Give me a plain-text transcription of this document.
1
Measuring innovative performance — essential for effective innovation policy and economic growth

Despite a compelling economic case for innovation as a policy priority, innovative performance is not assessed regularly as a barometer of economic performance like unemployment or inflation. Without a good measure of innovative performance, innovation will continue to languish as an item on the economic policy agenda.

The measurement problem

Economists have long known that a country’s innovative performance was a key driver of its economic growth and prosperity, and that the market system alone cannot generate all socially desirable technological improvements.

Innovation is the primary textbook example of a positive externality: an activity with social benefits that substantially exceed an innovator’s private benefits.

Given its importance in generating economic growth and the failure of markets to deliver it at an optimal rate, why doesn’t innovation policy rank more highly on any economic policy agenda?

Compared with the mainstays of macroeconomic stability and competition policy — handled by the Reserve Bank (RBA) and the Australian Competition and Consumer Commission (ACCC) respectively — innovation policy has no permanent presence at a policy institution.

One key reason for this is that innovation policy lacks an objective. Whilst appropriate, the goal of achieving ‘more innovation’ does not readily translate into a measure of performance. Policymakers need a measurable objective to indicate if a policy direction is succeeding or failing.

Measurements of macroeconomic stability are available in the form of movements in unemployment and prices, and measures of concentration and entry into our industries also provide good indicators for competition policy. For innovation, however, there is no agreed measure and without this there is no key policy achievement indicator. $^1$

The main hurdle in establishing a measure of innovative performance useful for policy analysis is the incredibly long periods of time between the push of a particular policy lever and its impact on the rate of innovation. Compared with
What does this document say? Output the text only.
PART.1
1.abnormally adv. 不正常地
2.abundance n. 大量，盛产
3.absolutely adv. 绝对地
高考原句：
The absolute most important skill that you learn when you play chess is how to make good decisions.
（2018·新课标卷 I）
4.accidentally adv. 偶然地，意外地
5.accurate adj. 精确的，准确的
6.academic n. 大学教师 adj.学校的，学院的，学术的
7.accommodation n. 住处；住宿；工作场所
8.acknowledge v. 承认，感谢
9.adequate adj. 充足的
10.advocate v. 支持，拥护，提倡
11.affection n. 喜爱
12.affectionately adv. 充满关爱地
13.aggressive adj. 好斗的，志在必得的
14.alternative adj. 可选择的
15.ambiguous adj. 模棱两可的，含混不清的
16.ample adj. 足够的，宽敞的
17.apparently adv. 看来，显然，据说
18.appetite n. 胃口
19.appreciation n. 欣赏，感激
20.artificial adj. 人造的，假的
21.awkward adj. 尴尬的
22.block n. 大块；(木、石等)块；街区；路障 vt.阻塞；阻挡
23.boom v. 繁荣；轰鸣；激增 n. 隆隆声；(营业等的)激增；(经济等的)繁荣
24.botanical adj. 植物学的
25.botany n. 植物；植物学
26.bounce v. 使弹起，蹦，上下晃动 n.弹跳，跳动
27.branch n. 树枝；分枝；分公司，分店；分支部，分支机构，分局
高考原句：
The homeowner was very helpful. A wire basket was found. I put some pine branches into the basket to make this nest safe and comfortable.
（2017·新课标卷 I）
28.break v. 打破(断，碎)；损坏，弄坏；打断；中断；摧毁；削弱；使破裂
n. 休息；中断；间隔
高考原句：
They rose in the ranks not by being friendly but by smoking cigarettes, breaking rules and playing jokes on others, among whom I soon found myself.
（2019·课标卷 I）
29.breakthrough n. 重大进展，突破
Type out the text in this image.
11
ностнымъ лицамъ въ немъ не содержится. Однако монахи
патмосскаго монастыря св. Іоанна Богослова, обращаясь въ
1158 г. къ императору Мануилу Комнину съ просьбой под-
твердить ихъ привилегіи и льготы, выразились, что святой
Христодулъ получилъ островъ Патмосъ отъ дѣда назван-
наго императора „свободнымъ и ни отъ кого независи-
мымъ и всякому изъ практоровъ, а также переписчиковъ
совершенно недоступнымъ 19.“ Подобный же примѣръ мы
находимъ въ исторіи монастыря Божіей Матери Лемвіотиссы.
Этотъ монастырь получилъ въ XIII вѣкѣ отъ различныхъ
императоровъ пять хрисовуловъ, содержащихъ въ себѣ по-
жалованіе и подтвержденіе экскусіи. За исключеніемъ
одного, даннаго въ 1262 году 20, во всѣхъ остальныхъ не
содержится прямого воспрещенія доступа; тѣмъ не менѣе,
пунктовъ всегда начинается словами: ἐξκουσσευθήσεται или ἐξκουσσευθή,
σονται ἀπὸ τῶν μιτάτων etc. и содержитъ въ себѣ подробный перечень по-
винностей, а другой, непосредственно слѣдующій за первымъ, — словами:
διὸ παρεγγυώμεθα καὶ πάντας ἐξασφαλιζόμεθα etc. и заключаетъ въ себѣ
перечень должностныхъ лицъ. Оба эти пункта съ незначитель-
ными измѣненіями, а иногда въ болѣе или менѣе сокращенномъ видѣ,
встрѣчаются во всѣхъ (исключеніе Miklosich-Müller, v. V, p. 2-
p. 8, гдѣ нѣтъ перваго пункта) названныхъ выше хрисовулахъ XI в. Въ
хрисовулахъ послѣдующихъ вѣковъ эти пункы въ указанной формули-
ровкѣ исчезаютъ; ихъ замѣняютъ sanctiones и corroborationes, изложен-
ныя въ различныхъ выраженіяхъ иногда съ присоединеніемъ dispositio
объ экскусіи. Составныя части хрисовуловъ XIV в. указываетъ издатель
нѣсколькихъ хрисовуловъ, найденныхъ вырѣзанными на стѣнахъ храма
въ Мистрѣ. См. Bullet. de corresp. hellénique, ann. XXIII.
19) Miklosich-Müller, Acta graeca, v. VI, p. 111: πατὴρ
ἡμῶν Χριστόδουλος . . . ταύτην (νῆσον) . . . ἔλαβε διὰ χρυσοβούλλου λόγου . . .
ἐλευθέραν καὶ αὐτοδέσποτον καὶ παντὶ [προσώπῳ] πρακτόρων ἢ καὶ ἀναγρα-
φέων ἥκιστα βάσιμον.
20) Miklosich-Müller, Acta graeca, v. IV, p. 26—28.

☆ ☆ ☆

▶ _Task goal_
Going over the lines above, work out how many include "long", then give only that number.

▶ _In response_
2